▸ EXERCISE DETAILS
Using the records below, locate all lines containing "ölçülmüş" and return them.

▸ EXERCISE INPUTS
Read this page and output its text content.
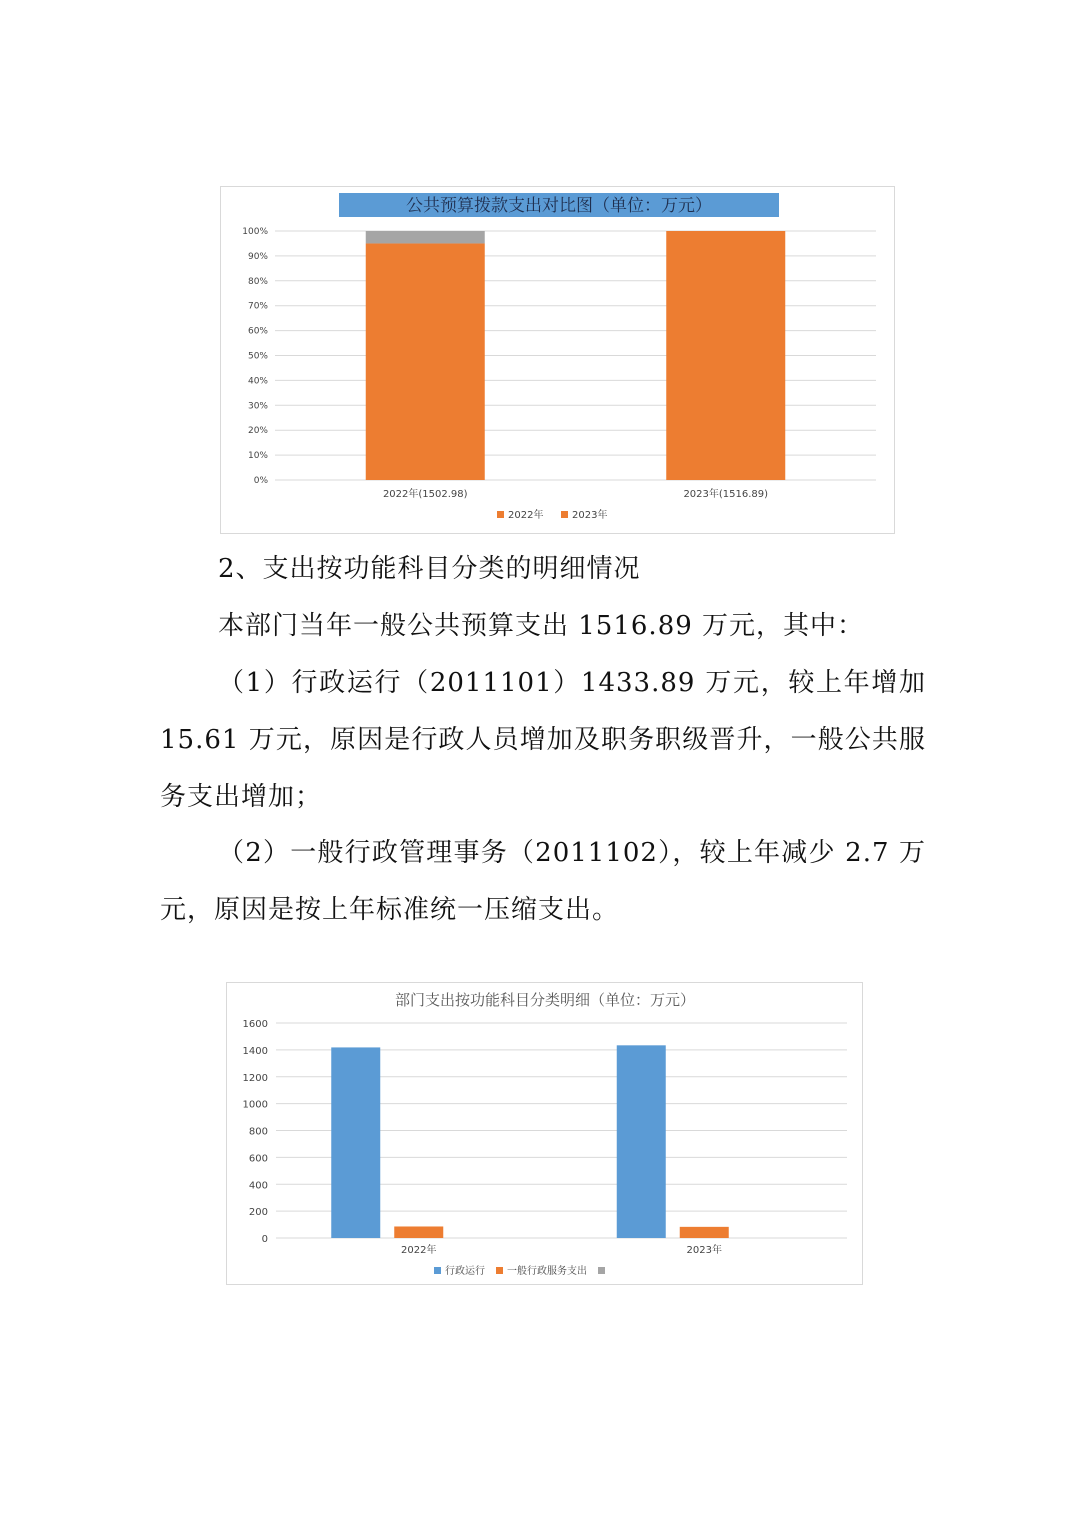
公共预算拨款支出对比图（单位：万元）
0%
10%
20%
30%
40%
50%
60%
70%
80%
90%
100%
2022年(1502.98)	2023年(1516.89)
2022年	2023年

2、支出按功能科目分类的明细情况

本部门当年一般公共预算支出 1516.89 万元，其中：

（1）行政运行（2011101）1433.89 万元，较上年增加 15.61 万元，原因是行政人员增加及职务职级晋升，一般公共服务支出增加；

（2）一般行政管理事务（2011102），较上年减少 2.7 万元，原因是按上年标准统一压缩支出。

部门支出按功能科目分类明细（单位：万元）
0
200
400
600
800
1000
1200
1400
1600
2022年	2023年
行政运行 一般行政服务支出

---

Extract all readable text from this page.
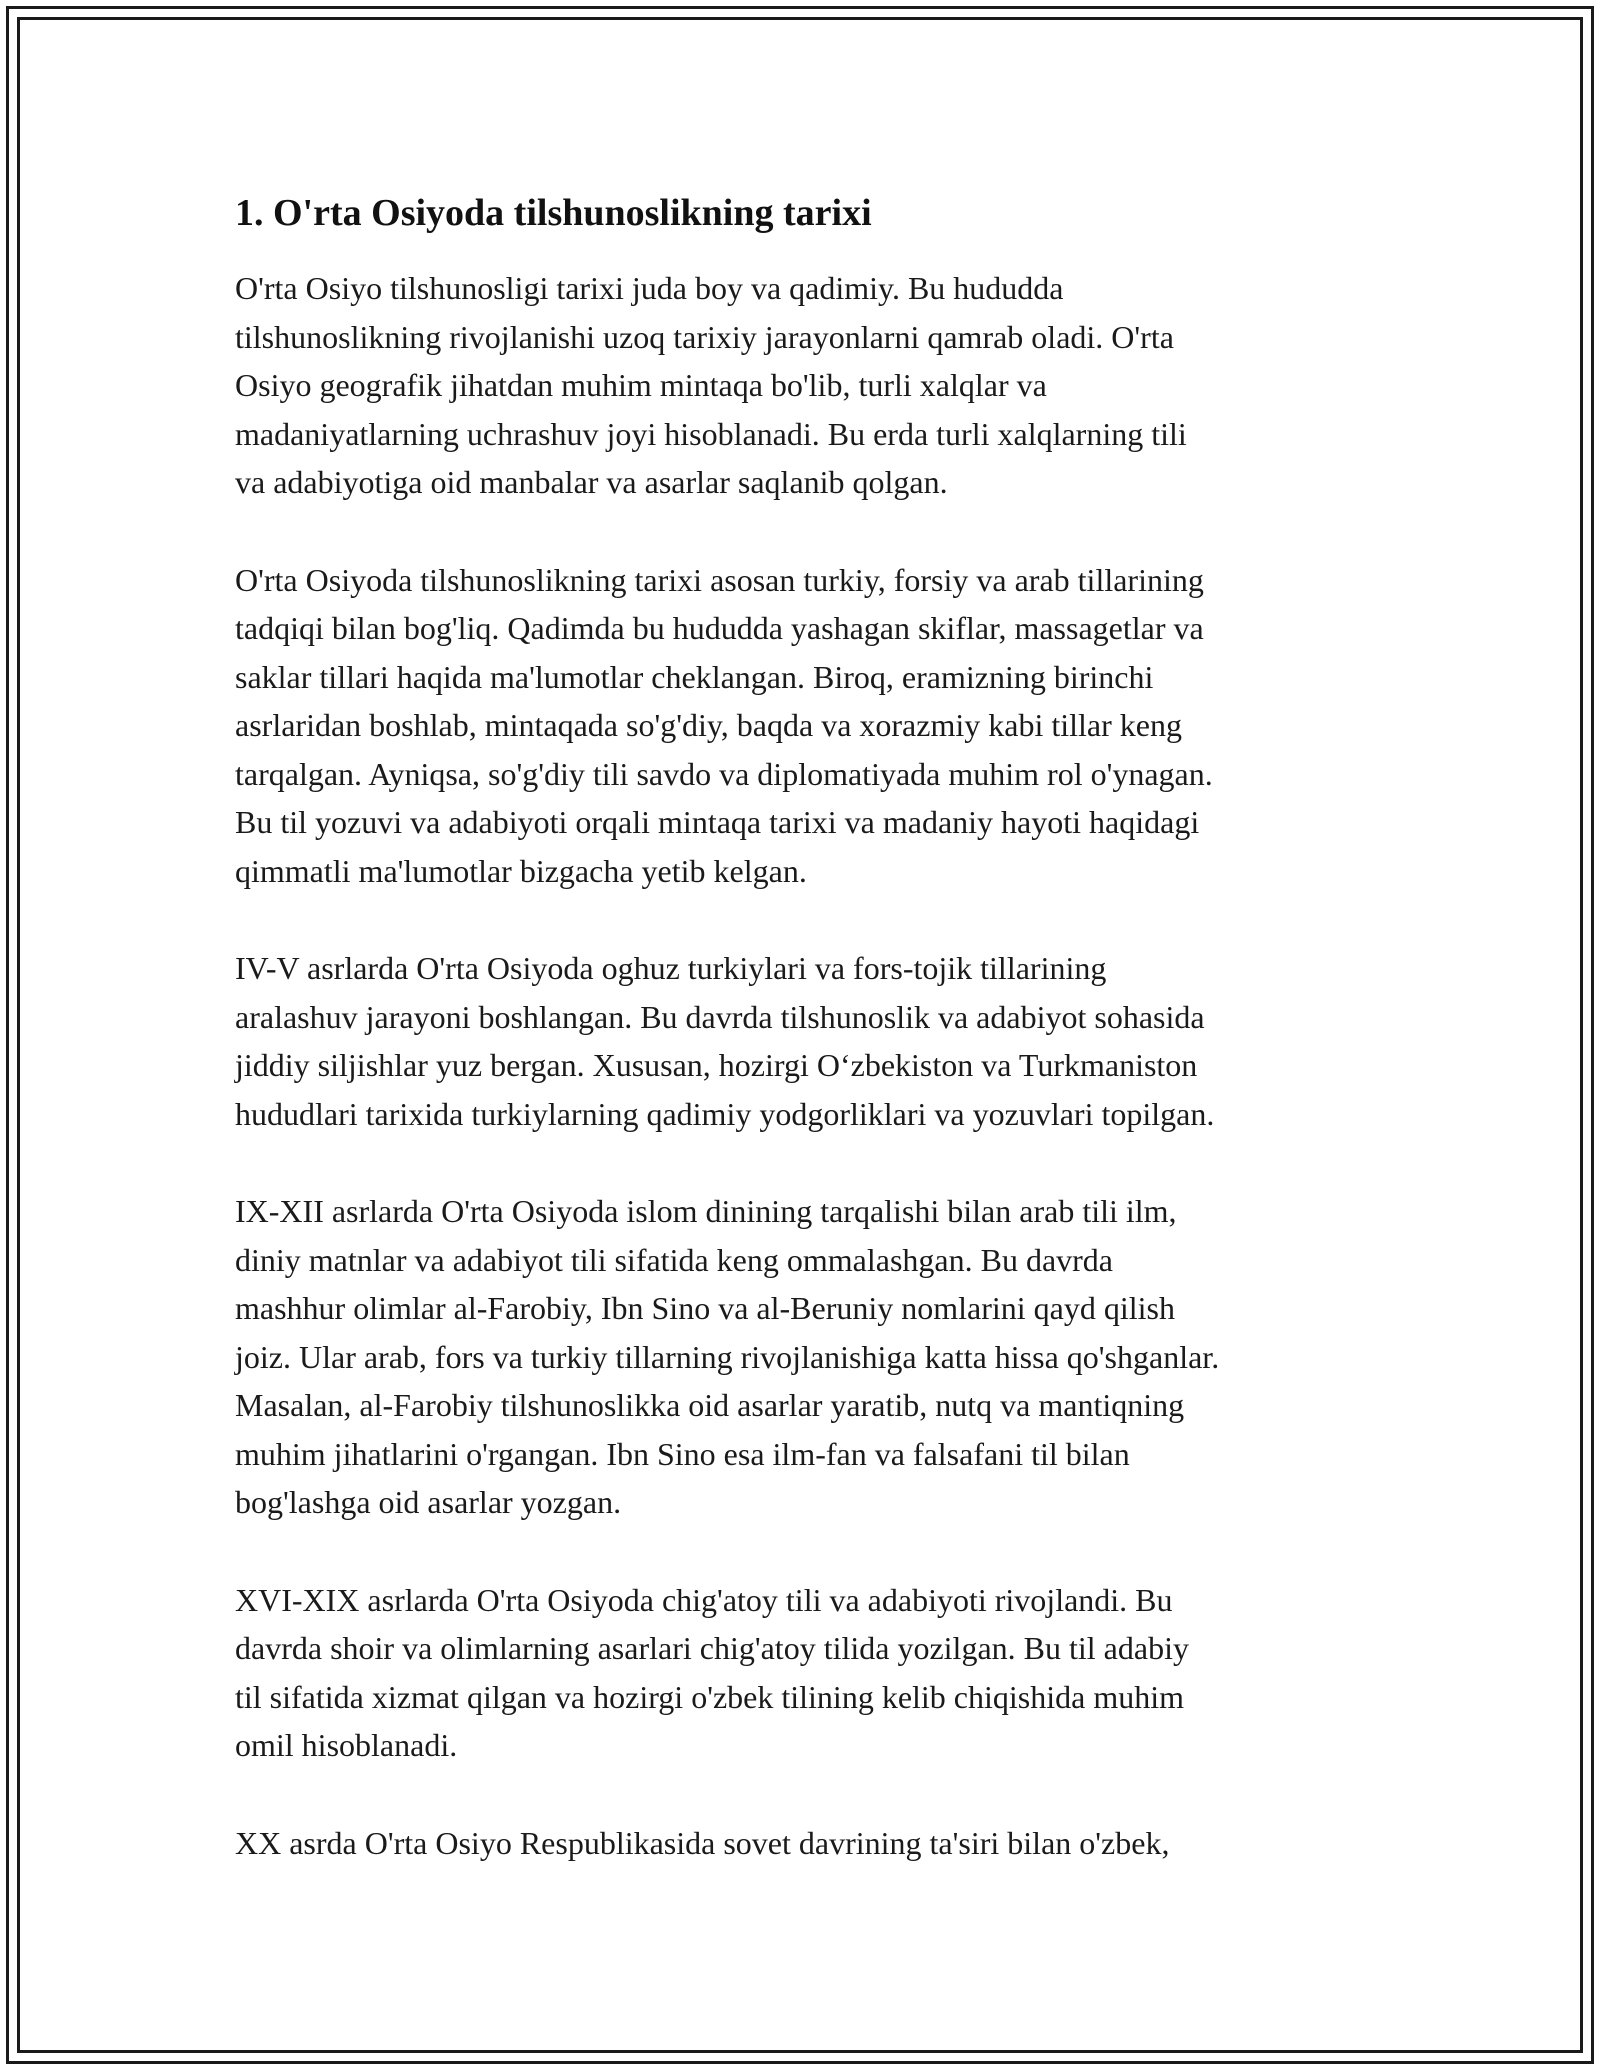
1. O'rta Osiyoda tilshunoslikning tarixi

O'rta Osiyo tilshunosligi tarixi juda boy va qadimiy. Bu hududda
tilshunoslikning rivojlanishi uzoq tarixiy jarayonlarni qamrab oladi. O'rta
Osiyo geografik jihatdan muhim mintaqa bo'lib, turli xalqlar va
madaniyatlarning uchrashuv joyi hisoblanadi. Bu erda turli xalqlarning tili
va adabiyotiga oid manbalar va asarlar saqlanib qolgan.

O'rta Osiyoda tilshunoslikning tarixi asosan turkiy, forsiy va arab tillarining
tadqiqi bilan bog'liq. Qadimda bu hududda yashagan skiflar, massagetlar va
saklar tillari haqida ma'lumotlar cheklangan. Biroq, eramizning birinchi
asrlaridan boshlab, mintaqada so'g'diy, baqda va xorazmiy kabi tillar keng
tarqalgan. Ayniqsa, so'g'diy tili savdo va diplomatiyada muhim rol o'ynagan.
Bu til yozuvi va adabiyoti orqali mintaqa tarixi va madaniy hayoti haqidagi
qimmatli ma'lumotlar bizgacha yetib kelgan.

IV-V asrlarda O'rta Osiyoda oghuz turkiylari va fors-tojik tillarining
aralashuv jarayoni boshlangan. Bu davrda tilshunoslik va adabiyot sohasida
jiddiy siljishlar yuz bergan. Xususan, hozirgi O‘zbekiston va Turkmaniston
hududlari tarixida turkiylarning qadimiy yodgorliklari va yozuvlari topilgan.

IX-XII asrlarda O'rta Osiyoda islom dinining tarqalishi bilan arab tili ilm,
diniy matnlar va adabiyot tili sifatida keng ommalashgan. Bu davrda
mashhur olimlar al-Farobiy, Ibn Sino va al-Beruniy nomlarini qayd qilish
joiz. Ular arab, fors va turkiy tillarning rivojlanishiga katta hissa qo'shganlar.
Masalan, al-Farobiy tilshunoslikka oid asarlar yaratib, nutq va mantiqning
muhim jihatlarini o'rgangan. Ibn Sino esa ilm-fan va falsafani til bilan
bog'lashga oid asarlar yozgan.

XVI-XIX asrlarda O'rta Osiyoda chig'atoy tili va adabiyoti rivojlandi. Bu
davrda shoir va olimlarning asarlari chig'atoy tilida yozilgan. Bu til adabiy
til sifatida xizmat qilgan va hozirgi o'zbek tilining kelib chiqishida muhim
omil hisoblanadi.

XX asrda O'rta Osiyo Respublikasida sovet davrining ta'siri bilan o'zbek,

--

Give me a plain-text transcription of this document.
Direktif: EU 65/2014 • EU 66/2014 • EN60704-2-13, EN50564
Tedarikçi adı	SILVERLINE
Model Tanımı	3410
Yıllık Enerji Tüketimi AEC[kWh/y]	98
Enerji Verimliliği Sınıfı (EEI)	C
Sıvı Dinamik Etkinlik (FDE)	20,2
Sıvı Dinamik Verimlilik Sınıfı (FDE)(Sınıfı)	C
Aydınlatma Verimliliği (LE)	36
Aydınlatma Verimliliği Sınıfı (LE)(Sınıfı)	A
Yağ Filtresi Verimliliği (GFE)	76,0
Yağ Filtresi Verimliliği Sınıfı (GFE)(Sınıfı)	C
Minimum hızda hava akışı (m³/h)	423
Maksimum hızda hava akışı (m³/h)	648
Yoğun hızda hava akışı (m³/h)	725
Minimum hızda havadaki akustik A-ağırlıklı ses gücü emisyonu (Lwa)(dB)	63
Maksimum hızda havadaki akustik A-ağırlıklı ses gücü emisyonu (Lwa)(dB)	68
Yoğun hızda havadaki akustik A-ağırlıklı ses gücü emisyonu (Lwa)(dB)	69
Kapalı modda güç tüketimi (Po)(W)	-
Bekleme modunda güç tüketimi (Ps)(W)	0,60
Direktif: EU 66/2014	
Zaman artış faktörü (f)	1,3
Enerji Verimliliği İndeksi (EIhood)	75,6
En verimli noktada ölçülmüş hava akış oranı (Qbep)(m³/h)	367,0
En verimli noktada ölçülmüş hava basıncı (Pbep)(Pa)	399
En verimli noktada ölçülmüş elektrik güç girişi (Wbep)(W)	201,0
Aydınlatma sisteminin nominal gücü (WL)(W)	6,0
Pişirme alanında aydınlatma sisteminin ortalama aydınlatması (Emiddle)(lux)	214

▸ RESPONSE BELOW
En verimli noktada ölçülmüş hava akış oranı (Qbep)(m³/h)	367,0
En verimli noktada ölçülmüş hava basıncı (Pbep)(Pa)	399
En verimli noktada ölçülmüş elektrik güç girişi (Wbep)(W)	201,0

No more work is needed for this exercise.